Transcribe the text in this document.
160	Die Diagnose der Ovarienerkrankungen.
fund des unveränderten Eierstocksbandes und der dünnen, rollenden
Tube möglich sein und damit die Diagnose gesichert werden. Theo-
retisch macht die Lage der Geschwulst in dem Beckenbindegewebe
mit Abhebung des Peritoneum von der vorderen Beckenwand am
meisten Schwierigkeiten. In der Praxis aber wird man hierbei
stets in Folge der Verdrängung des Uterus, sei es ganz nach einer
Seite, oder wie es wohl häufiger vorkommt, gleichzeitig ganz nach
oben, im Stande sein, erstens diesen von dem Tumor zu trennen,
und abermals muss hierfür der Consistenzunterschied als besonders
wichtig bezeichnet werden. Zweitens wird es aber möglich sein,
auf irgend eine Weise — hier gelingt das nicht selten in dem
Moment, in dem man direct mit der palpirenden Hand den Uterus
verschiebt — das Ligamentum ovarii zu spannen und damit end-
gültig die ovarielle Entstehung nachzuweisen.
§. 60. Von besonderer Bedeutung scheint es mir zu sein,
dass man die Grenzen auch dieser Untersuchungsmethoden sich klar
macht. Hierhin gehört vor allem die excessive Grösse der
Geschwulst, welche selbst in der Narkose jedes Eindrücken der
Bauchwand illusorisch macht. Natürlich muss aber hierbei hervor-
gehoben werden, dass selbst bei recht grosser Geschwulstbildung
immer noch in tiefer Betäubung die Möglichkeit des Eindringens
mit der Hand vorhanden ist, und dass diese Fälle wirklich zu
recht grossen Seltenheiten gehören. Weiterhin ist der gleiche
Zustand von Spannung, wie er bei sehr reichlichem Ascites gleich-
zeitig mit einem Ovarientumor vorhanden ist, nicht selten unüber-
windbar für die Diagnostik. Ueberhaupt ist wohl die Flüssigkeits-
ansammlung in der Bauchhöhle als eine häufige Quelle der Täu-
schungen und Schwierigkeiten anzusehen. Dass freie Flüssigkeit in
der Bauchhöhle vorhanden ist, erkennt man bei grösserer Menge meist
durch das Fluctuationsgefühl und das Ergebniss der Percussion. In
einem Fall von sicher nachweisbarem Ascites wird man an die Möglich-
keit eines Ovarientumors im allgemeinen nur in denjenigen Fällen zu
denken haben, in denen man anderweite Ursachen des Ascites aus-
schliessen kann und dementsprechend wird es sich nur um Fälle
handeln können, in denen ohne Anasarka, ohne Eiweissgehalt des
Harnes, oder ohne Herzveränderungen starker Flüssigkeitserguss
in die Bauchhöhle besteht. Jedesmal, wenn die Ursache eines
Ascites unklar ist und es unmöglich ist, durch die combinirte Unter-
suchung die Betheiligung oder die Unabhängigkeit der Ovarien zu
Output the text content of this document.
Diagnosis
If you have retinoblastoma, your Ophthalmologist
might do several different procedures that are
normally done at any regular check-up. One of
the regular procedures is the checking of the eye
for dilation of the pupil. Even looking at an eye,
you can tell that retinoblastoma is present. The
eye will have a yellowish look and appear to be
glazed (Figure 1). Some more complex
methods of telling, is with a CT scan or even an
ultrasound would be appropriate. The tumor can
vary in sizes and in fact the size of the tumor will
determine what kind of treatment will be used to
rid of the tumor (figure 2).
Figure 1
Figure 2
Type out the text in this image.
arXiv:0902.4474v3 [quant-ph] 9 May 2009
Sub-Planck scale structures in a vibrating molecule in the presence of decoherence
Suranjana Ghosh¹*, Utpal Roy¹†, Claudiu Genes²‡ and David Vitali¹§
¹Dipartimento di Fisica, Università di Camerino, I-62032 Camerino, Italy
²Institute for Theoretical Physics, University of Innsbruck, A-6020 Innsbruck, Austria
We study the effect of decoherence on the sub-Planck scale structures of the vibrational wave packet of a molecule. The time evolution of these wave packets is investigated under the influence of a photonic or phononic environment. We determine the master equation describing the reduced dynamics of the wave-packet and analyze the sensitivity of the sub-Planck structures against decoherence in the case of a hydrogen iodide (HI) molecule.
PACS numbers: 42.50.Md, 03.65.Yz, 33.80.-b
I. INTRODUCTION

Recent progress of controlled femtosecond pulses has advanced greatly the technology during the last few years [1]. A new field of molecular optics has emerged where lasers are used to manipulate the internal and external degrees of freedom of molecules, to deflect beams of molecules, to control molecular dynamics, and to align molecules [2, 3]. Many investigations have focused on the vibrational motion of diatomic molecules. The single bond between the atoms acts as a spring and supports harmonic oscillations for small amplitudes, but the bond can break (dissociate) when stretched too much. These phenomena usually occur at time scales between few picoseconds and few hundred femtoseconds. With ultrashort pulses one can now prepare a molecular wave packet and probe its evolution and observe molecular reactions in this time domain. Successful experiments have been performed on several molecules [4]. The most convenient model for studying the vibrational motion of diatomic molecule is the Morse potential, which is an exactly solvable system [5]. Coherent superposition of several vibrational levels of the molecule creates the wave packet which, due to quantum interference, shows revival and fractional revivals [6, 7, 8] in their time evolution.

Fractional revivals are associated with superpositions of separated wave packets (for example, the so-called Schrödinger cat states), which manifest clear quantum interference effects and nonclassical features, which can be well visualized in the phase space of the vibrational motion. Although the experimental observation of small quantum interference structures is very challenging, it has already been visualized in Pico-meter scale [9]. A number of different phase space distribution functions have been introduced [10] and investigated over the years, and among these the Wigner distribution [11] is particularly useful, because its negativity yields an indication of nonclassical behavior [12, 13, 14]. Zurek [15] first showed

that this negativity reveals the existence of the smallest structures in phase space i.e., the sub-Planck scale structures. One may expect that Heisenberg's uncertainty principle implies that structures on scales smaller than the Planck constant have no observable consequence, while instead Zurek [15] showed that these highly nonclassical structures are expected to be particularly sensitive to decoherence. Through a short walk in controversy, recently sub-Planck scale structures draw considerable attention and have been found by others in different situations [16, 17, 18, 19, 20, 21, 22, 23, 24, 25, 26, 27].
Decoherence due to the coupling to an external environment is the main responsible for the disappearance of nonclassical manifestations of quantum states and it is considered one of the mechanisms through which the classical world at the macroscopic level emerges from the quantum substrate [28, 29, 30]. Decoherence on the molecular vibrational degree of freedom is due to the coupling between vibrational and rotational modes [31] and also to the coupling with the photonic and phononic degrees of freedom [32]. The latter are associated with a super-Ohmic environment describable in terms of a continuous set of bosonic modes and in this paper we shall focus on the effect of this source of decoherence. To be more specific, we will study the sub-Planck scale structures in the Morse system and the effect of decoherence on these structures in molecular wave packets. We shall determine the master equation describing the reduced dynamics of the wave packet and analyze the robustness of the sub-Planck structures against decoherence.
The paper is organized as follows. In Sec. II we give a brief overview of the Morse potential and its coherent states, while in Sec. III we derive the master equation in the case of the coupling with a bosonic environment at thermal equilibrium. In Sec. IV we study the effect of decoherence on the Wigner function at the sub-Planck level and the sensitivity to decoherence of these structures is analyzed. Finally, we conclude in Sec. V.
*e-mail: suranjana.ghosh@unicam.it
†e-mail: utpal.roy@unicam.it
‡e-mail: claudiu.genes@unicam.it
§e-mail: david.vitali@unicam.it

^^^^^^^^^^^^^^^^

* **What the exercise asks**
Write every line of the entries again, word for word.

* **Output for this task**
Transcribe the text in this document.
160	Die Diagnose der Ovarienerkrankungen.
fund des unveränderten Eierstocksbandes und der dünnen, rollenden
Tube möglich sein und damit die Diagnose gesichert werden. Theo-
retisch macht die Lage der Geschwulst in dem Beckenbindegewebe
mit Abhebung des Peritoneum von der vorderen Beckenwand am
meisten Schwierigkeiten. In der Praxis aber wird man hierbei
stets in Folge der Verdrängung des Uterus, sei es ganz nach einer
Seite, oder wie es wohl häufiger vorkommt, gleichzeitig ganz nach
oben, im Stande sein, erstens diesen von dem Tumor zu trennen,
und abermals muss hierfür der Consistenzunterschied als besonders
wichtig bezeichnet werden. Zweitens wird es aber möglich sein,
auf irgend eine Weise — hier gelingt das nicht selten in dem
Moment, in dem man direct mit der palpirenden Hand den Uterus
verschiebt — das Ligamentum ovarii zu spannen und damit end-
gültig die ovarielle Entstehung nachzuweisen.
§. 60. Von besonderer Bedeutung scheint es mir zu sein,
dass man die Grenzen auch dieser Untersuchungsmethoden sich klar
macht. Hierhin gehört vor allem die excessive Grösse der
Geschwulst, welche selbst in der Narkose jedes Eindrücken der
Bauchwand illusorisch macht. Natürlich muss aber hierbei hervor-
gehoben werden, dass selbst bei recht grosser Geschwulstbildung
immer noch in tiefer Betäubung die Möglichkeit des Eindringens
mit der Hand vorhanden ist, und dass diese Fälle wirklich zu
recht grossen Seltenheiten gehören. Weiterhin ist der gleiche
Zustand von Spannung, wie er bei sehr reichlichem Ascites gleich-
zeitig mit einem Ovarientumor vorhanden ist, nicht selten unüber-
windbar für die Diagnostik. Ueberhaupt ist wohl die Flüssigkeits-
ansammlung in der Bauchhöhle als eine häufige Quelle der Täu-
schungen und Schwierigkeiten anzusehen. Dass freie Flüssigkeit in
der Bauchhöhle vorhanden ist, erkennt man bei grösserer Menge meist
durch das Fluctuationsgefühl und das Ergebniss der Percussion. In
einem Fall von sicher nachweisbarem Ascites wird man an die Möglich-
keit eines Ovarientumors im allgemeinen nur in denjenigen Fällen zu
denken haben, in denen man anderweite Ursachen des Ascites aus-
schliessen kann und dementsprechend wird es sich nur um Fälle
handeln können, in denen ohne Anasarka, ohne Eiweissgehalt des
Harnes, oder ohne Herzveränderungen starker Flüssigkeitserguss
in die Bauchhöhle besteht. Jedesmal, wenn die Ursache eines
Ascites unklar ist und es unmöglich ist, durch die combinirte Unter-
suchung die Betheiligung oder die Unabhängigkeit der Ovarien zu
Output the text content of this document.
Diagnosis
If you have retinoblastoma, your Ophthalmologist
might do several different procedures that are
normally done at any regular check-up. One of
the regular procedures is the checking of the eye
for dilation of the pupil. Even looking at an eye,
you can tell that retinoblastoma is present. The
eye will have a yellowish look and appear to be
glazed (Figure 1). Some more complex
methods of telling, is with a CT scan or even an
ultrasound would be appropriate. The tumor can
vary in sizes and in fact the size of the tumor will
determine what kind of treatment will be used to
rid of the tumor (figure 2).
Figure 1
Figure 2
Type out the text in this image.
arXiv:0902.4474v3 [quant-ph] 9 May 2009
Sub-Planck scale structures in a vibrating molecule in the presence of decoherence
Suranjana Ghosh¹*, Utpal Roy¹†, Claudiu Genes²‡ and David Vitali¹§
¹Dipartimento di Fisica, Università di Camerino, I-62032 Camerino, Italy
²Institute for Theoretical Physics, University of Innsbruck, A-6020 Innsbruck, Austria
We study the effect of decoherence on the sub-Planck scale structures of the vibrational wave packet of a molecule. The time evolution of these wave packets is investigated under the influence of a photonic or phononic environment. We determine the master equation describing the reduced dynamics of the wave-packet and analyze the sensitivity of the sub-Planck structures against decoherence in the case of a hydrogen iodide (HI) molecule.
PACS numbers: 42.50.Md, 03.65.Yz, 33.80.-b
I. INTRODUCTION

Recent progress of controlled femtosecond pulses has advanced greatly the technology during the last few years [1]. A new field of molecular optics has emerged where lasers are used to manipulate the internal and external degrees of freedom of molecules, to deflect beams of molecules, to control molecular dynamics, and to align molecules [2, 3]. Many investigations have focused on the vibrational motion of diatomic molecules. The single bond between the atoms acts as a spring and supports harmonic oscillations for small amplitudes, but the bond can break (dissociate) when stretched too much. These phenomena usually occur at time scales between few picoseconds and few hundred femtoseconds. With ultrashort pulses one can now prepare a molecular wave packet and probe its evolution and observe molecular reactions in this time domain. Successful experiments have been performed on several molecules [4]. The most convenient model for studying the vibrational motion of diatomic molecule is the Morse potential, which is an exactly solvable system [5]. Coherent superposition of several vibrational levels of the molecule creates the wave packet which, due to quantum interference, shows revival and fractional revivals [6, 7, 8] in their time evolution.

Fractional revivals are associated with superpositions of separated wave packets (for example, the so-called Schrödinger cat states), which manifest clear quantum interference effects and nonclassical features, which can be well visualized in the phase space of the vibrational motion. Although the experimental observation of small quantum interference structures is very challenging, it has already been visualized in Pico-meter scale [9]. A number of different phase space distribution functions have been introduced [10] and investigated over the years, and among these the Wigner distribution [11] is particularly useful, because its negativity yields an indication of nonclassical behavior [12, 13, 14]. Zurek [15] first showed

that this negativity reveals the existence of the smallest structures in phase space i.e., the sub-Planck scale structures. One may expect that Heisenberg's uncertainty principle implies that structures on scales smaller than the Planck constant have no observable consequence, while instead Zurek [15] showed that these highly nonclassical structures are expected to be particularly sensitive to decoherence. Through a short walk in controversy, recently sub-Planck scale structures draw considerable attention and have been found by others in different situations [16, 17, 18, 19, 20, 21, 22, 23, 24, 25, 26, 27].
Decoherence due to the coupling to an external environment is the main responsible for the disappearance of nonclassical manifestations of quantum states and it is considered one of the mechanisms through which the classical world at the macroscopic level emerges from the quantum substrate [28, 29, 30]. Decoherence on the molecular vibrational degree of freedom is due to the coupling between vibrational and rotational modes [31] and also to the coupling with the photonic and phononic degrees of freedom [32]. The latter are associated with a super-Ohmic environment describable in terms of a continuous set of bosonic modes and in this paper we shall focus on the effect of this source of decoherence. To be more specific, we will study the sub-Planck scale structures in the Morse system and the effect of decoherence on these structures in molecular wave packets. We shall determine the master equation describing the reduced dynamics of the wave packet and analyze the robustness of the sub-Planck structures against decoherence.
The paper is organized as follows. In Sec. II we give a brief overview of the Morse potential and its coherent states, while in Sec. III we derive the master equation in the case of the coupling with a bosonic environment at thermal equilibrium. In Sec. IV we study the effect of decoherence on the Wigner function at the sub-Planck level and the sensitivity to decoherence of these structures is analyzed. Finally, we conclude in Sec. V.
*e-mail: suranjana.ghosh@unicam.it
†e-mail: utpal.roy@unicam.it
‡e-mail: claudiu.genes@unicam.it
§e-mail: david.vitali@unicam.it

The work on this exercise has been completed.